--- begin ---

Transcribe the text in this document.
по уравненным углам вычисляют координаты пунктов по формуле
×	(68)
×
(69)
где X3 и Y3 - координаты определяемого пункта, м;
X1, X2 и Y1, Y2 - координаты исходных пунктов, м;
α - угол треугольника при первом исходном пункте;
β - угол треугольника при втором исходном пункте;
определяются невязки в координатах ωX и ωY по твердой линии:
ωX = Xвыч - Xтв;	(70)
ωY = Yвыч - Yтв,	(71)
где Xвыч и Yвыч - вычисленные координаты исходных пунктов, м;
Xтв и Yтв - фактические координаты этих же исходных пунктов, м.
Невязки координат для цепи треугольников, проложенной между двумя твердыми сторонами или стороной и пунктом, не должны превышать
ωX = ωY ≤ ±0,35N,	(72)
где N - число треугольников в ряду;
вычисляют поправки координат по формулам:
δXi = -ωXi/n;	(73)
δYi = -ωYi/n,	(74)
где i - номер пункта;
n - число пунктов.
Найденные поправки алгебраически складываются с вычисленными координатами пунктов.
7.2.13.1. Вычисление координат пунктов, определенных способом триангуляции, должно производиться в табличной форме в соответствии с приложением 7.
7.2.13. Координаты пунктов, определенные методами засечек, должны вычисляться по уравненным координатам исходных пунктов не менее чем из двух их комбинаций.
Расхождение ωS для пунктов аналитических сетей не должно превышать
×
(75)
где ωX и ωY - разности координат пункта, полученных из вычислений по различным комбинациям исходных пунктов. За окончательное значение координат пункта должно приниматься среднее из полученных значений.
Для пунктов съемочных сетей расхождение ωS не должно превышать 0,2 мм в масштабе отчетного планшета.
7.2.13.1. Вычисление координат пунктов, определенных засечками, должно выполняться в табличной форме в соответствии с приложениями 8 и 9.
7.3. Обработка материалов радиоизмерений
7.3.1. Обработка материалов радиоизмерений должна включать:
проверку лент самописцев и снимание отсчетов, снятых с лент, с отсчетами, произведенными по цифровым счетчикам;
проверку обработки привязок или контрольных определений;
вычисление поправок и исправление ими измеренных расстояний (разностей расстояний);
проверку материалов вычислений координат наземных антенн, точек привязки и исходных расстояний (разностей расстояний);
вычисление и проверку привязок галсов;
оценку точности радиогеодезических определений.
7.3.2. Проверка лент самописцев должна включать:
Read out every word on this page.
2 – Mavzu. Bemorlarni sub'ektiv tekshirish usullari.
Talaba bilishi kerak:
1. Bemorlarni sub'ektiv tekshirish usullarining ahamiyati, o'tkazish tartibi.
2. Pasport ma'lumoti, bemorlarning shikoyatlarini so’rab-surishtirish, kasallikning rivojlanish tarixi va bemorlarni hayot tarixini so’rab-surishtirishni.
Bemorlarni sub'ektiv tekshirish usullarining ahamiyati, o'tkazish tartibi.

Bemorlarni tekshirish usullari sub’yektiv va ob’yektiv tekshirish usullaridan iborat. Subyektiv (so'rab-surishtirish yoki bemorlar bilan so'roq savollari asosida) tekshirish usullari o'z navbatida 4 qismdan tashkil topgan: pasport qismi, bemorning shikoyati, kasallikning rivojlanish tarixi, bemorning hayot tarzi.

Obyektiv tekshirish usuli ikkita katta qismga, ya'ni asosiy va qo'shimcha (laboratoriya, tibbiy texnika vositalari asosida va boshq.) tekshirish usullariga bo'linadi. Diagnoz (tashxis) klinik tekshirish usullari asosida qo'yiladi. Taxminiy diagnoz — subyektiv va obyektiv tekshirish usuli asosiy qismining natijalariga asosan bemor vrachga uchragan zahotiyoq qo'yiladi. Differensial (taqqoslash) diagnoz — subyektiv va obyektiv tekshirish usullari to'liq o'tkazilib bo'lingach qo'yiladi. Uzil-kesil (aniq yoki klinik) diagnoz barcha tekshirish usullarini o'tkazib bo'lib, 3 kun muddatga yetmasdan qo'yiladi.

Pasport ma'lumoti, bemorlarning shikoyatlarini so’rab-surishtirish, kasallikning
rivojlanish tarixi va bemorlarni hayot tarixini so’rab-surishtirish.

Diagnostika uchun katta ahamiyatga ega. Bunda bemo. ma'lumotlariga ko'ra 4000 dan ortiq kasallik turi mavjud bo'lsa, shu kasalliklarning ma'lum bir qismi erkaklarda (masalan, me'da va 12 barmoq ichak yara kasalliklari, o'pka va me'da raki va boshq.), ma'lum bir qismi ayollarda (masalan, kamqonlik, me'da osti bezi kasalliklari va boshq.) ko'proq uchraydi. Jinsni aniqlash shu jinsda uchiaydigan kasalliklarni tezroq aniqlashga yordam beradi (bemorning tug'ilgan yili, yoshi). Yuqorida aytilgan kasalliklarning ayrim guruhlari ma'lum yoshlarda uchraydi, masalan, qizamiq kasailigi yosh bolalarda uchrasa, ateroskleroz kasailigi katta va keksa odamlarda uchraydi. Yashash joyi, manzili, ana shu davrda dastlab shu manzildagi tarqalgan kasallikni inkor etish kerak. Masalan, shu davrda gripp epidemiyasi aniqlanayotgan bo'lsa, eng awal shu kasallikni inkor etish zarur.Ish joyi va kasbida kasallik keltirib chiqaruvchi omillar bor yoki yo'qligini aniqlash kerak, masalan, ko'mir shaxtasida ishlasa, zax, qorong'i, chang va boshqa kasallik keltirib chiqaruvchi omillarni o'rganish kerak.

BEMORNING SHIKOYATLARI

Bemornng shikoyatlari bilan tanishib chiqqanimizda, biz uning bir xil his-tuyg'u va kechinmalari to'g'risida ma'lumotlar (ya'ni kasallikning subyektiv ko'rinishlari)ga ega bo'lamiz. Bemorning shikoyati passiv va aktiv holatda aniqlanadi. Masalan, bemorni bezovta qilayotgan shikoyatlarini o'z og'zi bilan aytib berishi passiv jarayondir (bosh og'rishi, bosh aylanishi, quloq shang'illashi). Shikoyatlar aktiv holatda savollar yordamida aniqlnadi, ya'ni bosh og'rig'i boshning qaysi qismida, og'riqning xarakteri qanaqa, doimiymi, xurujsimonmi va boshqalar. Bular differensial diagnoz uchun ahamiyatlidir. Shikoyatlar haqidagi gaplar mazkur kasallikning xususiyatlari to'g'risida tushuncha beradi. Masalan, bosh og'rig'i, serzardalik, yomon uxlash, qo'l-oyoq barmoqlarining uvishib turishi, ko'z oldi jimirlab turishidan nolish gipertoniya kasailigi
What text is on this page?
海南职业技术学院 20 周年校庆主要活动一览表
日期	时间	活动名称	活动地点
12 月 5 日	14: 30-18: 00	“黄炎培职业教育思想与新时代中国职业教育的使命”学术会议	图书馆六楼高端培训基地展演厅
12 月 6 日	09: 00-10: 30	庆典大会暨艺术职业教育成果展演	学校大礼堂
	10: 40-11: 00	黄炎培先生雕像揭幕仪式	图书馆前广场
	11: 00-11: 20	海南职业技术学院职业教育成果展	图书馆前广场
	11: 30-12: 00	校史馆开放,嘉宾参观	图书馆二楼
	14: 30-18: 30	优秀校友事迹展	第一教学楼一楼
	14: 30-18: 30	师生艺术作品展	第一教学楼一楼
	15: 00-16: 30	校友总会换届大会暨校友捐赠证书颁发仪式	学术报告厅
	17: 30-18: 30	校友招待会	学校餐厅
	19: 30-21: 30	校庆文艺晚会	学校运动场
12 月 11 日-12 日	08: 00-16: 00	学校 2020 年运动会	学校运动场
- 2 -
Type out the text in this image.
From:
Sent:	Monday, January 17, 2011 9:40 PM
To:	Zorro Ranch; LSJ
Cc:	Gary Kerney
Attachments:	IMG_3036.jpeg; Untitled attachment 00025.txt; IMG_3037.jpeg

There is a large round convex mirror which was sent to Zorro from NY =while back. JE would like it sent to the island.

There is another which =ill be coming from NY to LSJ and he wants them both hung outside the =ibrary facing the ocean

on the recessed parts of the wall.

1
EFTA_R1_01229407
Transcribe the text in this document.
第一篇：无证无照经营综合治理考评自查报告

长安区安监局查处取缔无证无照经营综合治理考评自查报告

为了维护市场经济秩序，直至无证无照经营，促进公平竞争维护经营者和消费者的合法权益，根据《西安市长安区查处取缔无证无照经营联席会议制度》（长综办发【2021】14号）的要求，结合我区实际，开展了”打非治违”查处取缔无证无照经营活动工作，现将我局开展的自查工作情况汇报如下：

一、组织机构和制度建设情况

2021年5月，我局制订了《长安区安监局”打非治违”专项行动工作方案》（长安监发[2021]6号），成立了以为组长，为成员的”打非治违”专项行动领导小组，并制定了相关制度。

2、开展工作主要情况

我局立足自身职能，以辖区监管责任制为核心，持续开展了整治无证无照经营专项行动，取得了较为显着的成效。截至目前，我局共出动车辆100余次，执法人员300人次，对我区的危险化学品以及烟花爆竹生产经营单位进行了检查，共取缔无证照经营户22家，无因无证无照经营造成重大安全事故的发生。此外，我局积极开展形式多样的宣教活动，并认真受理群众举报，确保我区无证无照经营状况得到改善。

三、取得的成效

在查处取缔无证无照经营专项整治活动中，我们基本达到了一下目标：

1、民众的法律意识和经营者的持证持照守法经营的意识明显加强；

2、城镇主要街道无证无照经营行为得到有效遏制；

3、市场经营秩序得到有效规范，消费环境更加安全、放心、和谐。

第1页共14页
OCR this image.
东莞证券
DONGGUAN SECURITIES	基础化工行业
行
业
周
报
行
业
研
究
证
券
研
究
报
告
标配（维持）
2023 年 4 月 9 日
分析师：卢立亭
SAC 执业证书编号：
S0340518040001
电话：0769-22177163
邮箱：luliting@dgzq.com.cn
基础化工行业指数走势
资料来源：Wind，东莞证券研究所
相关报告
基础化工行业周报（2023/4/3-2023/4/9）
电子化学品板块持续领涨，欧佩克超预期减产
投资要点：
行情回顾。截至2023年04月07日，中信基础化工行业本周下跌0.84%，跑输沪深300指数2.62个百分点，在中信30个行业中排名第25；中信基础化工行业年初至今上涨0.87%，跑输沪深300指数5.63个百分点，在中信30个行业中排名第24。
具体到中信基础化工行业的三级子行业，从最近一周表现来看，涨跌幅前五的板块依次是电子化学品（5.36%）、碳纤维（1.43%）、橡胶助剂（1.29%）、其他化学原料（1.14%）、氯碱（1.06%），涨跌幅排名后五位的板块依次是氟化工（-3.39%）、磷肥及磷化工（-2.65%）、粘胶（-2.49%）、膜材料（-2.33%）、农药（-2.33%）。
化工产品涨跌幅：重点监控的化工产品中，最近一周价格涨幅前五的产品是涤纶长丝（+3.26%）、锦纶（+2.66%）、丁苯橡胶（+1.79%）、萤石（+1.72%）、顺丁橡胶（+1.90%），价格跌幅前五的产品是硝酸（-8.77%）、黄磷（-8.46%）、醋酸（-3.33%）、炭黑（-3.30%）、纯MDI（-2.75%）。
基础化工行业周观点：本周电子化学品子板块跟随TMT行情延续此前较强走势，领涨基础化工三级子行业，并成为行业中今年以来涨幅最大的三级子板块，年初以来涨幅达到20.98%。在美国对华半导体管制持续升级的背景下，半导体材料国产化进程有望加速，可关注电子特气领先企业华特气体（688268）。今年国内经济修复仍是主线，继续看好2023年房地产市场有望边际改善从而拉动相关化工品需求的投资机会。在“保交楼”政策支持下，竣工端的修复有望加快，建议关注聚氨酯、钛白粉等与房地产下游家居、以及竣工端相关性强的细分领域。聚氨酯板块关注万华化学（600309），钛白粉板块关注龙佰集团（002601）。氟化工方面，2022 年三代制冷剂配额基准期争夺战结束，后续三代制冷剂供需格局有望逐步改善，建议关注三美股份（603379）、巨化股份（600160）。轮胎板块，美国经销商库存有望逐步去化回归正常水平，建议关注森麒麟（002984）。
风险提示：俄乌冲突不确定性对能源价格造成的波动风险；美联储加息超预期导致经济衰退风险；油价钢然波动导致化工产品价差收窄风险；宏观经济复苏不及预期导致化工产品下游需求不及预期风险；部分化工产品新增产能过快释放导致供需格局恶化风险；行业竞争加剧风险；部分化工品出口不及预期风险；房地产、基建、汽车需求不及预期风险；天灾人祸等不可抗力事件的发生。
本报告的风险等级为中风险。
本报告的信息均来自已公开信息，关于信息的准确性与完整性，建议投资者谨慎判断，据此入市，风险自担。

--- end ---

== What this task involves ==
Copy every line in the entries above that has the string "вычислений" in it.

== Worked answer ==
где ωX и ωY - разности координат пункта, полученных из вычислений по различным комбинациям исходных пунктов. За окончательное значение координат пункта должно приниматься среднее из полученных значений.
проверку материалов вычислений координат наземных антенн, точек привязки и исходных расстояний (разностей расстояний);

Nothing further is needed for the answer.